======== EXERCISE MATERIALS ========

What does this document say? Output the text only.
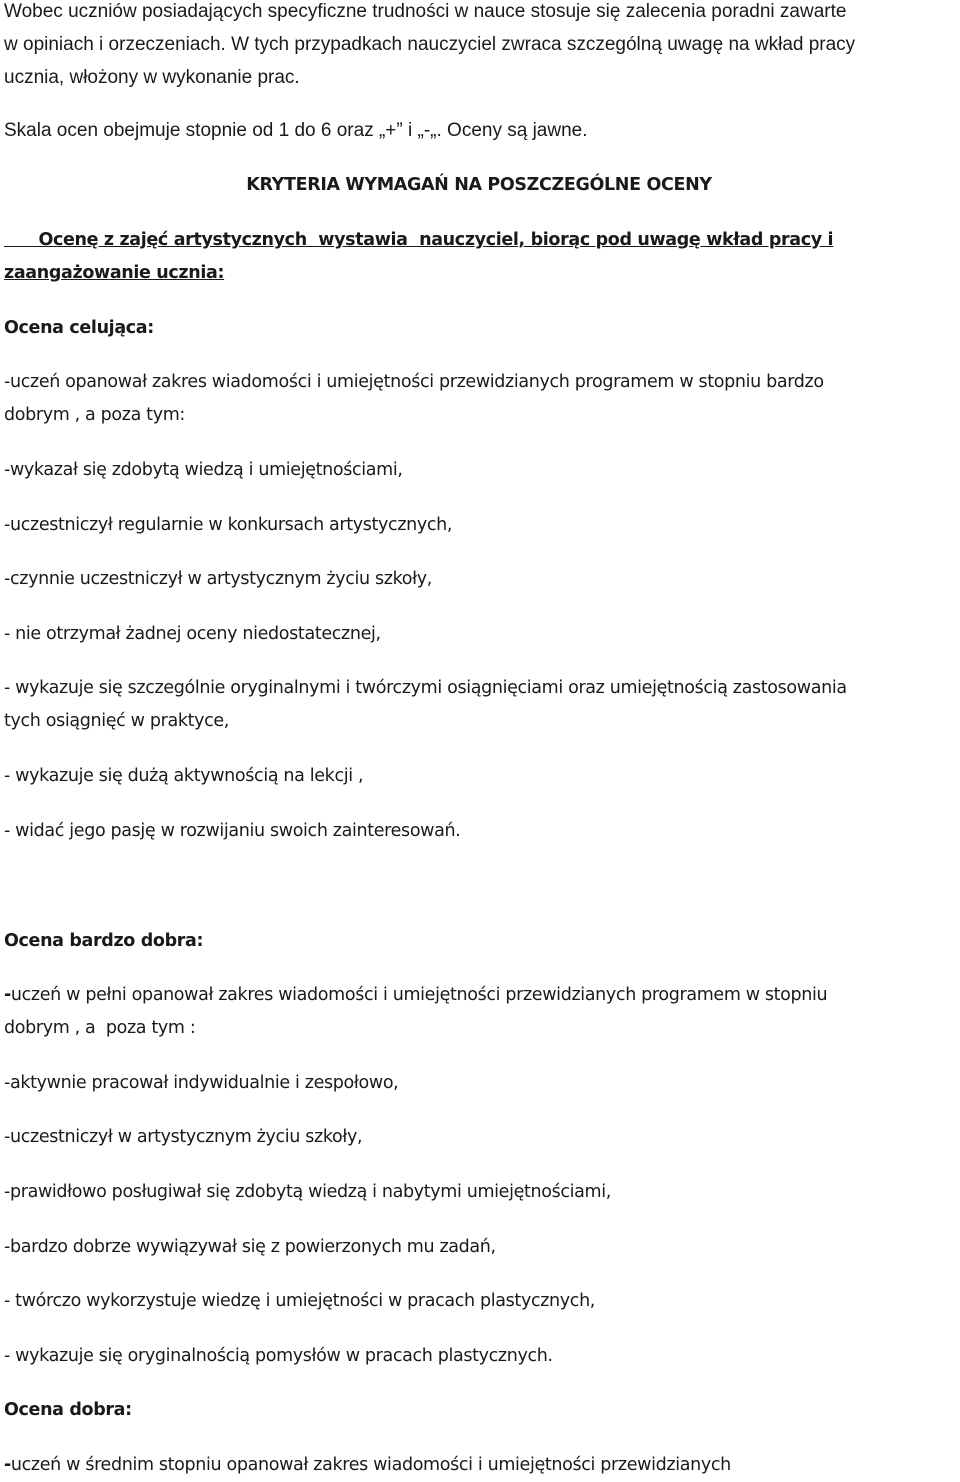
Wobec uczniów posiadających specyficzne trudności w nauce stosuje się zalecenia poradni zawarte
w opiniach i orzeczeniach. W tych przypadkach nauczyciel zwraca szczególną uwagę na wkład pracy
ucznia, włożony w wykonanie prac.
Skala ocen obejmuje stopnie od 1 do 6 oraz „+” i „-„. Oceny są jawne.
KRYTERIA WYMAGAŃ NA POSZCZEGÓLNE OCENY
Ocenę z zajęć artystycznych  wystawia  nauczyciel, biorąc pod uwagę wkład pracy i
zaangażowanie ucznia:
Ocena celująca:
-uczeń opanował zakres wiadomości i umiejętności przewidzianych programem w stopniu bardzo
dobrym , a poza tym:
-wykazał się zdobytą wiedzą i umiejętnościami,
-uczestniczył regularnie w konkursach artystycznych,
-czynnie uczestniczył w artystycznym życiu szkoły,
- nie otrzymał żadnej oceny niedostatecznej,
- wykazuje się szczególnie oryginalnymi i twórczymi osiągnięciami oraz umiejętnością zastosowania
tych osiągnięć w praktyce,
- wykazuje się dużą aktywnością na lekcji ,
- widać jego pasję w rozwijaniu swoich zainteresowań.
Ocena bardzo dobra:
-uczeń w pełni opanował zakres wiadomości i umiejętności przewidzianych programem w stopniu
dobrym , a  poza tym :
-aktywnie pracował indywidualnie i zespołowo,
-uczestniczył w artystycznym życiu szkoły,
-prawidłowo posługiwał się zdobytą wiedzą i nabytymi umiejętnościami,
-bardzo dobrze wywiązywał się z powierzonych mu zadań,
- twórczo wykorzystuje wiedzę i umiejętności w pracach plastycznych,
- wykazuje się oryginalnością pomysłów w pracach plastycznych.
Ocena dobra:
-uczeń w średnim stopniu opanował zakres wiadomości i umiejętności przewidzianych
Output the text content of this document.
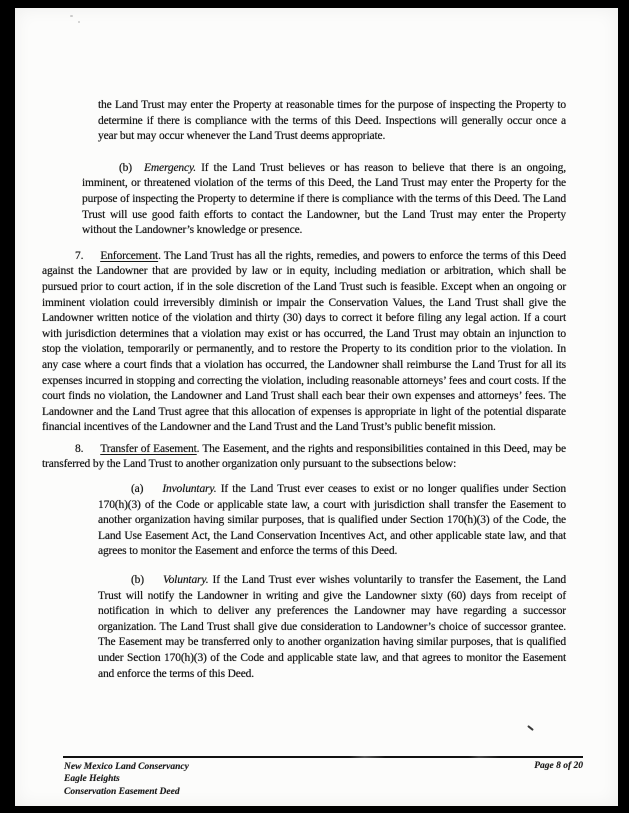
the Land Trust may enter the Property at reasonable times for the purpose of inspecting the Property to determine if there is compliance with the terms of this Deed. Inspections will generally occur once a year but may occur whenever the Land Trust deems appropriate.

(b) Emergency. If the Land Trust believes or has reason to believe that there is an ongoing, imminent, or threatened violation of the terms of this Deed, the Land Trust may enter the Property for the purpose of inspecting the Property to determine if there is compliance with the terms of this Deed. The Land Trust will use good faith efforts to contact the Landowner, but the Land Trust may enter the Property without the Landowner’s knowledge or presence.

7. Enforcement. The Land Trust has all the rights, remedies, and powers to enforce the terms of this Deed against the Landowner that are provided by law or in equity, including mediation or arbitration, which shall be pursued prior to court action, if in the sole discretion of the Land Trust such is feasible. Except when an ongoing or imminent violation could irreversibly diminish or impair the Conservation Values, the Land Trust shall give the Landowner written notice of the violation and thirty (30) days to correct it before filing any legal action. If a court with jurisdiction determines that a violation may exist or has occurred, the Land Trust may obtain an injunction to stop the violation, temporarily or permanently, and to restore the Property to its condition prior to the violation. In any case where a court finds that a violation has occurred, the Landowner shall reimburse the Land Trust for all its expenses incurred in stopping and correcting the violation, including reasonable attorneys’ fees and court costs. If the court finds no violation, the Landowner and Land Trust shall each bear their own expenses and attorneys’ fees. The Landowner and the Land Trust agree that this allocation of expenses is appropriate in light of the potential disparate financial incentives of the Landowner and the Land Trust and the Land Trust’s public benefit mission.

8. Transfer of Easement. The Easement, and the rights and responsibilities contained in this Deed, may be transferred by the Land Trust to another organization only pursuant to the subsections below:

(a) Involuntary. If the Land Trust ever ceases to exist or no longer qualifies under Section 170(h)(3) of the Code or applicable state law, a court with jurisdiction shall transfer the Easement to another organization having similar purposes, that is qualified under Section 170(h)(3) of the Code, the Land Use Easement Act, the Land Conservation Incentives Act, and other applicable state law, and that agrees to monitor the Easement and enforce the terms of this Deed.

(b) Voluntary. If the Land Trust ever wishes voluntarily to transfer the Easement, the Land Trust will notify the Landowner in writing and give the Landowner sixty (60) days from receipt of notification in which to deliver any preferences the Landowner may have regarding a successor organization. The Land Trust shall give due consideration to Landowner’s choice of successor grantee. The Easement may be transferred only to another organization having similar purposes, that is qualified under Section 170(h)(3) of the Code and applicable state law, and that agrees to monitor the Easement and enforce the terms of this Deed.

New Mexico Land Conservancy
Eagle Heights
Conservation Easement Deed
Page 8 of 20
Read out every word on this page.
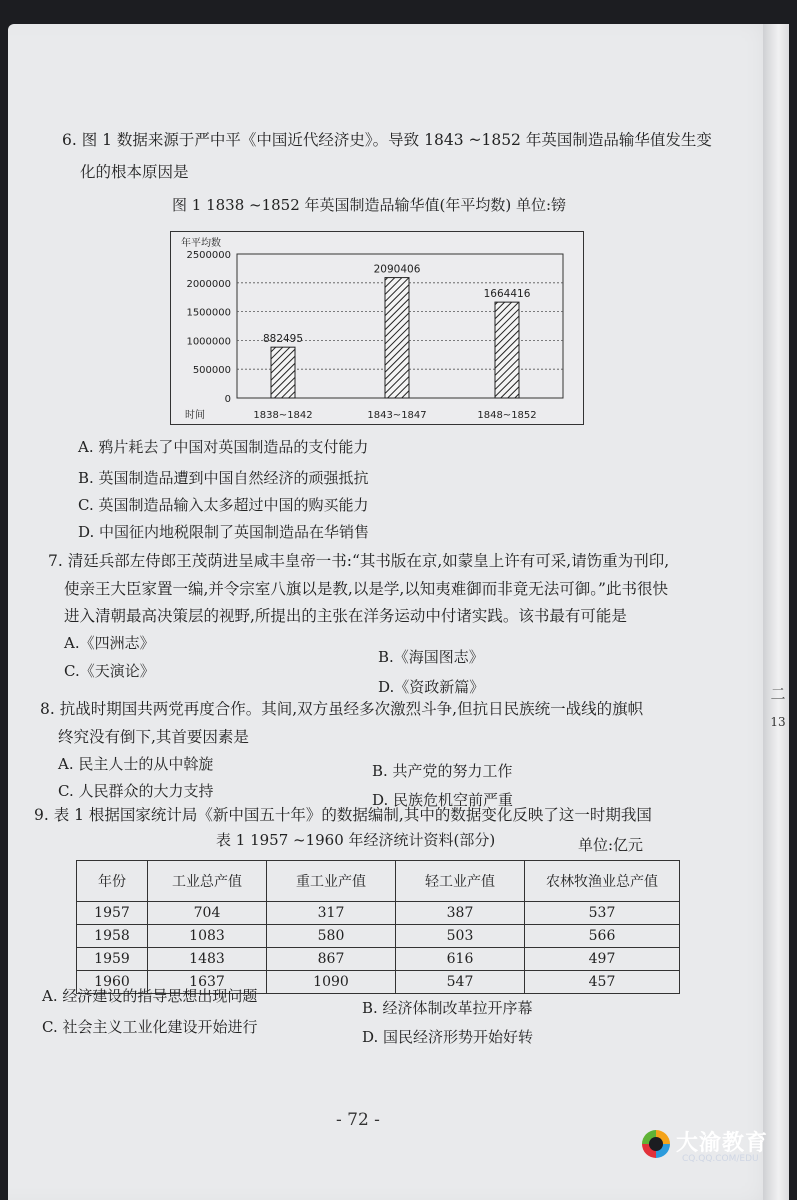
二
13
6. 图 1 数据来源于严中平《中国近代经济史》。导致 1843 ~1852 年英国制造品输华值发生变
化的根本原因是
图 1 1838 ~1852 年英国制造品输华值(年平均数) 单位:镑
0
500000
1000000
1500000
2000000
2500000
年平均数
时间
882495
1838~1842
2090406
1843~1847
1664416
1848~1852
A. 鸦片耗去了中国对英国制造品的支付能力
B. 英国制造品遭到中国自然经济的顽强抵抗
C. 英国制造品输入太多超过中国的购买能力
D. 中国征内地税限制了英国制造品在华销售
7. 清廷兵部左侍郎王茂荫进呈咸丰皇帝一书:“其书版在京,如蒙皇上许有可采,请饬重为刊印,
使亲王大臣家置一编,并令宗室八旗以是教,以是学,以知夷难御而非竟无法可御。”此书很快
进入清朝最高决策层的视野,所提出的主张在洋务运动中付诸实践。该书最有可能是
A.《四洲志》
B.《海国图志》
C.《天演论》
D.《资政新篇》
8. 抗战时期国共两党再度合作。其间,双方虽经多次激烈斗争,但抗日民族统一战线的旗帜
终究没有倒下,其首要因素是
A. 民主人士的从中斡旋	B. 共产党的努力工作
C. 人民群众的大力支持	D. 民族危机空前严重
9. 表 1 根据国家统计局《新中国五十年》的数据编制,其中的数据变化反映了这一时期我国
表 1 1957 ~1960 年经济统计资料(部分)	单位:亿元
年份	工业总产值	重工业产值	轻工业产值	农林牧渔业总产值
1957	704	317	387	537
1958	1083	580	503	566
1959	1483	867	616	497
1960	1637	1090	547	457
A. 经济建设的指导思想出现问题
B. 经济体制改革拉开序幕
C. 社会主义工业化建设开始进行
D. 国民经济形势开始好转
- 72 -
大渝教育
CQ.QQ.COM/EDU
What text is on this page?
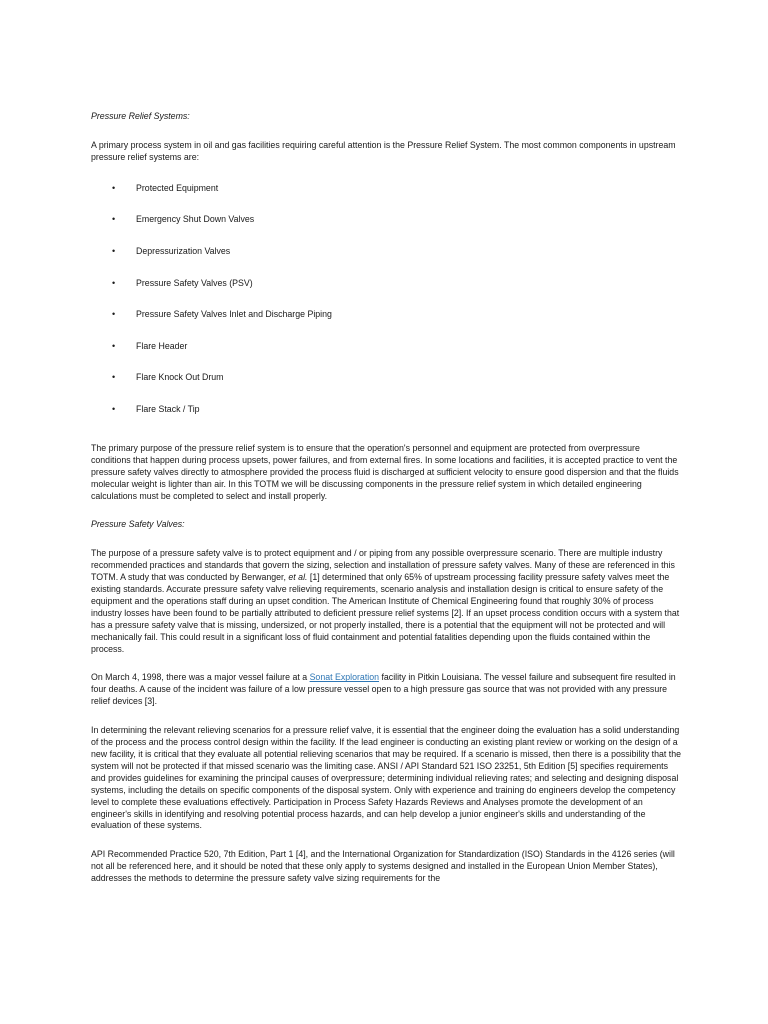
Pressure Relief Systems:

A primary process system in oil and gas facilities requiring careful attention is the Pressure Relief System. The most common components in upstream pressure relief systems are:

• Protected Equipment
• Emergency Shut Down Valves
• Depressurization Valves
• Pressure Safety Valves (PSV)
• Pressure Safety Valves Inlet and Discharge Piping
• Flare Header
• Flare Knock Out Drum
• Flare Stack / Tip

The primary purpose of the pressure relief system is to ensure that the operation's personnel and equipment are protected from overpressure conditions that happen during process upsets, power failures, and from external fires. In some locations and facilities, it is accepted practice to vent the pressure safety valves directly to atmosphere provided the process fluid is discharged at sufficient velocity to ensure good dispersion and that the fluids molecular weight is lighter than air. In this TOTM we will be discussing components in the pressure relief system in which detailed engineering calculations must be completed to select and install properly.

Pressure Safety Valves:

The purpose of a pressure safety valve is to protect equipment and / or piping from any possible overpressure scenario. There are multiple industry recommended practices and standards that govern the sizing, selection and installation of pressure safety valves. Many of these are referenced in this TOTM. A study that was conducted by Berwanger, et al. [1] determined that only 65% of upstream processing facility pressure safety valves meet the existing standards. Accurate pressure safety valve relieving requirements, scenario analysis and installation design is critical to ensure safety of the equipment and the operations staff during an upset condition. The American Institute of Chemical Engineering found that roughly 30% of process industry losses have been found to be partially attributed to deficient pressure relief systems [2]. If an upset process condition occurs with a system that has a pressure safety valve that is missing, undersized, or not properly installed, there is a potential that the equipment will not be protected and will mechanically fail. This could result in a significant loss of fluid containment and potential fatalities depending upon the fluids contained within the process.

On March 4, 1998, there was a major vessel failure at a Sonat Exploration facility in Pitkin Louisiana. The vessel failure and subsequent fire resulted in four deaths. A cause of the incident was failure of a low pressure vessel open to a high pressure gas source that was not provided with any pressure relief devices [3].

In determining the relevant relieving scenarios for a pressure relief valve, it is essential that the engineer doing the evaluation has a solid understanding of the process and the process control design within the facility. If the lead engineer is conducting an existing plant review or working on the design of a new facility, it is critical that they evaluate all potential relieving scenarios that may be required. If a scenario is missed, then there is a possibility that the system will not be protected if that missed scenario was the limiting case. ANSI / API Standard 521 ISO 23251, 5th Edition [5] specifies requirements and provides guidelines for examining the principal causes of overpressure; determining individual relieving rates; and selecting and designing disposal systems, including the details on specific components of the disposal system. Only with experience and training do engineers develop the competency level to complete these evaluations effectively. Participation in Process Safety Hazards Reviews and Analyses promote the development of an engineer's skills in identifying and resolving potential process hazards, and can help develop a junior engineer's skills and understanding of the evaluation of these systems.

API Recommended Practice 520, 7th Edition, Part 1 [4], and the International Organization for Standardization (ISO) Standards in the 4126 series (will not all be referenced here, and it should be noted that these only apply to systems designed and installed in the European Union Member States), addresses the methods to determine the pressure safety valve sizing requirements for the
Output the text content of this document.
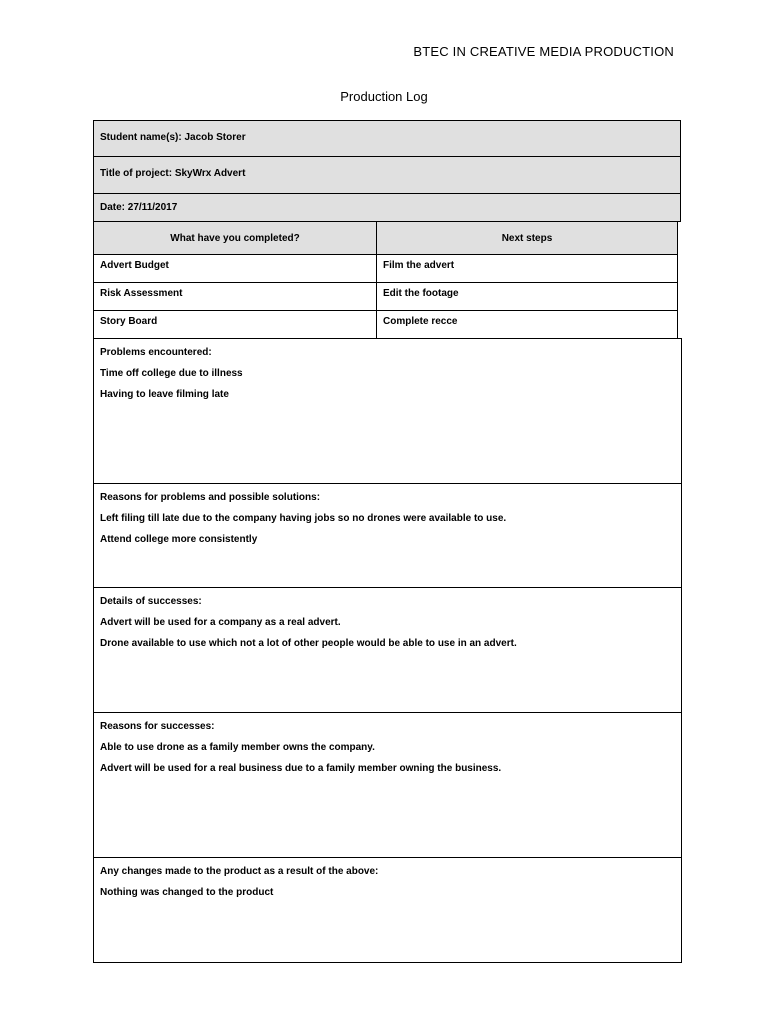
BTEC IN CREATIVE MEDIA PRODUCTION
Production Log
Student name(s): Jacob Storer
Title of project: SkyWrx Advert
Date: 27/11/2017
What have you completed?	Next steps
Advert Budget	Film the advert
Risk Assessment	Edit the footage
Story Board	Complete recce
Problems encountered:
Time off college due to illness
Having to leave filming late
Reasons for problems and possible solutions:
Left filing till late due to the company having jobs so no drones were available to use.
Attend college more consistently
Details of successes:
Advert will be used for a company as a real advert.
Drone available to use which not a lot of other people would be able to use in an advert.
Reasons for successes:
Able to use drone as a family member owns the company.
Advert will be used for a real business due to a family member owning the business.
Any changes made to the product as a result of the above:
Nothing was changed to the product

========

- TASK
Across the data, tally the lines containing "szkoły" and give back the number alone.

- COMPLETED TASK
2